Goal:
Output the material below in its entirety, exactly as given.

#####

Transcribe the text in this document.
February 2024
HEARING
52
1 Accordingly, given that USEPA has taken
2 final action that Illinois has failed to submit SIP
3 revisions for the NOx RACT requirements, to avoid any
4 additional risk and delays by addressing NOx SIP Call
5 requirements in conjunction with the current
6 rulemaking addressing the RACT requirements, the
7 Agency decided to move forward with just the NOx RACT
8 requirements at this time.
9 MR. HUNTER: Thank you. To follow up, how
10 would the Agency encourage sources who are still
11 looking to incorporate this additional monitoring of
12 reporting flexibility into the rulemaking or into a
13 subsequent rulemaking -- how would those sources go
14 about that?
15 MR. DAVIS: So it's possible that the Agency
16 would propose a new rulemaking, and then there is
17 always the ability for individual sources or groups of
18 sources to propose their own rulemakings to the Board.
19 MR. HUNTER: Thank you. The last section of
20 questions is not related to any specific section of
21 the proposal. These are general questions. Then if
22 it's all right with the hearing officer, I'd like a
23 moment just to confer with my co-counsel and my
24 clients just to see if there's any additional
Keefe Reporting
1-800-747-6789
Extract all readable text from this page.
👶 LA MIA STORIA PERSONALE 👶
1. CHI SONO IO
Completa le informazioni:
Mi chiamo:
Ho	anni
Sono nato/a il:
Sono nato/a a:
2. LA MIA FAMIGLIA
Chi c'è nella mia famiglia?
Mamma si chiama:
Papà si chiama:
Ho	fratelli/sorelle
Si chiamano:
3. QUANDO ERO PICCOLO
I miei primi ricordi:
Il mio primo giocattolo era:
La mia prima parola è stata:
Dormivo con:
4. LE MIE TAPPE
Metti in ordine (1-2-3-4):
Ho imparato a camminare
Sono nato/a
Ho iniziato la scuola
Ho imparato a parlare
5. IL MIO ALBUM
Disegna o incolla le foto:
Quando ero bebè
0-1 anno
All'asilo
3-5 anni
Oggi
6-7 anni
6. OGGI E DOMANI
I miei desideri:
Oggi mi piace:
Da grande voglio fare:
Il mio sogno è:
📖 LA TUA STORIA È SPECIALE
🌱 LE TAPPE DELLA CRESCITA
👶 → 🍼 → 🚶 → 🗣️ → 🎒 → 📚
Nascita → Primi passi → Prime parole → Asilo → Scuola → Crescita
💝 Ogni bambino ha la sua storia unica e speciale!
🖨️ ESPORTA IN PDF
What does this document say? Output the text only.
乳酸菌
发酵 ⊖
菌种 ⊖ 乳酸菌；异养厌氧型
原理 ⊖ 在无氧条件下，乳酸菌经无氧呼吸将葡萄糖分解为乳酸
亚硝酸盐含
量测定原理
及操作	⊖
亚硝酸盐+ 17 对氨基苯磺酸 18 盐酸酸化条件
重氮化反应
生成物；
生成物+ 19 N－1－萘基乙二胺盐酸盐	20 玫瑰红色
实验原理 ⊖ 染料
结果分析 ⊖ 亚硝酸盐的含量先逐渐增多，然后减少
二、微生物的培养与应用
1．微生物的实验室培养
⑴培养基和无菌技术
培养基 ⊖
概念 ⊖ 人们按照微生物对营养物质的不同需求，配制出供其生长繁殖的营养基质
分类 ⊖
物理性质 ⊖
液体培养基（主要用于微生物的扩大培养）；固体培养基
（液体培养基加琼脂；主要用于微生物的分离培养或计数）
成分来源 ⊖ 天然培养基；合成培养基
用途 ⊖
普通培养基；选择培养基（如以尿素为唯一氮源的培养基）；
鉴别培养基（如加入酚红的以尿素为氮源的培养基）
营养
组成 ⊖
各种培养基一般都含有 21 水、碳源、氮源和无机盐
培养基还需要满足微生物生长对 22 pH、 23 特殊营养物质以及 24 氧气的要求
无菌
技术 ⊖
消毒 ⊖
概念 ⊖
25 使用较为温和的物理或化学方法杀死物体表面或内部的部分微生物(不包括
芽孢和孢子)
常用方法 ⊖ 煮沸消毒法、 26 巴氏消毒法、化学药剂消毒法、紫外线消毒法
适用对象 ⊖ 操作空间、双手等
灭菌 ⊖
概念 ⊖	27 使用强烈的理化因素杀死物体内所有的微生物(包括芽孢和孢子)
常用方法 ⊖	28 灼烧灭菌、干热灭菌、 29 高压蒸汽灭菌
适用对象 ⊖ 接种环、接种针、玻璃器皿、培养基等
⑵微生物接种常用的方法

#####

Answer below:
Transcribe the text in this document.
February 2024
HEARING
52
1 Accordingly, given that USEPA has taken
2 final action that Illinois has failed to submit SIP
3 revisions for the NOx RACT requirements, to avoid any
4 additional risk and delays by addressing NOx SIP Call
5 requirements in conjunction with the current
6 rulemaking addressing the RACT requirements, the
7 Agency decided to move forward with just the NOx RACT
8 requirements at this time.
9 MR. HUNTER: Thank you. To follow up, how
10 would the Agency encourage sources who are still
11 looking to incorporate this additional monitoring of
12 reporting flexibility into the rulemaking or into a
13 subsequent rulemaking -- how would those sources go
14 about that?
15 MR. DAVIS: So it's possible that the Agency
16 would propose a new rulemaking, and then there is
17 always the ability for individual sources or groups of
18 sources to propose their own rulemakings to the Board.
19 MR. HUNTER: Thank you. The last section of
20 questions is not related to any specific section of
21 the proposal. These are general questions. Then if
22 it's all right with the hearing officer, I'd like a
23 moment just to confer with my co-counsel and my
24 clients just to see if there's any additional
Keefe Reporting
1-800-747-6789
Extract all readable text from this page.
👶 LA MIA STORIA PERSONALE 👶
1. CHI SONO IO
Completa le informazioni:
Mi chiamo:
Ho	anni
Sono nato/a il:
Sono nato/a a:
2. LA MIA FAMIGLIA
Chi c'è nella mia famiglia?
Mamma si chiama:
Papà si chiama:
Ho	fratelli/sorelle
Si chiamano:
3. QUANDO ERO PICCOLO
I miei primi ricordi:
Il mio primo giocattolo era:
La mia prima parola è stata:
Dormivo con:
4. LE MIE TAPPE
Metti in ordine (1-2-3-4):
Ho imparato a camminare
Sono nato/a
Ho iniziato la scuola
Ho imparato a parlare
5. IL MIO ALBUM
Disegna o incolla le foto:
Quando ero bebè
0-1 anno
All'asilo
3-5 anni
Oggi
6-7 anni
6. OGGI E DOMANI
I miei desideri:
Oggi mi piace:
Da grande voglio fare:
Il mio sogno è:
📖 LA TUA STORIA È SPECIALE
🌱 LE TAPPE DELLA CRESCITA
👶 → 🍼 → 🚶 → 🗣️ → 🎒 → 📚
Nascita → Primi passi → Prime parole → Asilo → Scuola → Crescita
💝 Ogni bambino ha la sua storia unica e speciale!
🖨️ ESPORTA IN PDF
What does this document say? Output the text only.
乳酸菌
发酵 ⊖
菌种 ⊖ 乳酸菌；异养厌氧型
原理 ⊖ 在无氧条件下，乳酸菌经无氧呼吸将葡萄糖分解为乳酸
亚硝酸盐含
量测定原理
及操作	⊖
亚硝酸盐+ 17 对氨基苯磺酸 18 盐酸酸化条件
重氮化反应
生成物；
生成物+ 19 N－1－萘基乙二胺盐酸盐	20 玫瑰红色
实验原理 ⊖ 染料
结果分析 ⊖ 亚硝酸盐的含量先逐渐增多，然后减少
二、微生物的培养与应用
1．微生物的实验室培养
⑴培养基和无菌技术
培养基 ⊖
概念 ⊖ 人们按照微生物对营养物质的不同需求，配制出供其生长繁殖的营养基质
分类 ⊖
物理性质 ⊖
液体培养基（主要用于微生物的扩大培养）；固体培养基
（液体培养基加琼脂；主要用于微生物的分离培养或计数）
成分来源 ⊖ 天然培养基；合成培养基
用途 ⊖
普通培养基；选择培养基（如以尿素为唯一氮源的培养基）；
鉴别培养基（如加入酚红的以尿素为氮源的培养基）
营养
组成 ⊖
各种培养基一般都含有 21 水、碳源、氮源和无机盐
培养基还需要满足微生物生长对 22 pH、 23 特殊营养物质以及 24 氧气的要求
无菌
技术 ⊖
消毒 ⊖
概念 ⊖
25 使用较为温和的物理或化学方法杀死物体表面或内部的部分微生物(不包括
芽孢和孢子)
常用方法 ⊖ 煮沸消毒法、 26 巴氏消毒法、化学药剂消毒法、紫外线消毒法
适用对象 ⊖ 操作空间、双手等
灭菌 ⊖
概念 ⊖	27 使用强烈的理化因素杀死物体内所有的微生物(包括芽孢和孢子)
常用方法 ⊖	28 灼烧灭菌、干热灭菌、 29 高压蒸汽灭菌
适用对象 ⊖ 接种环、接种针、玻璃器皿、培养基等
⑵微生物接种常用的方法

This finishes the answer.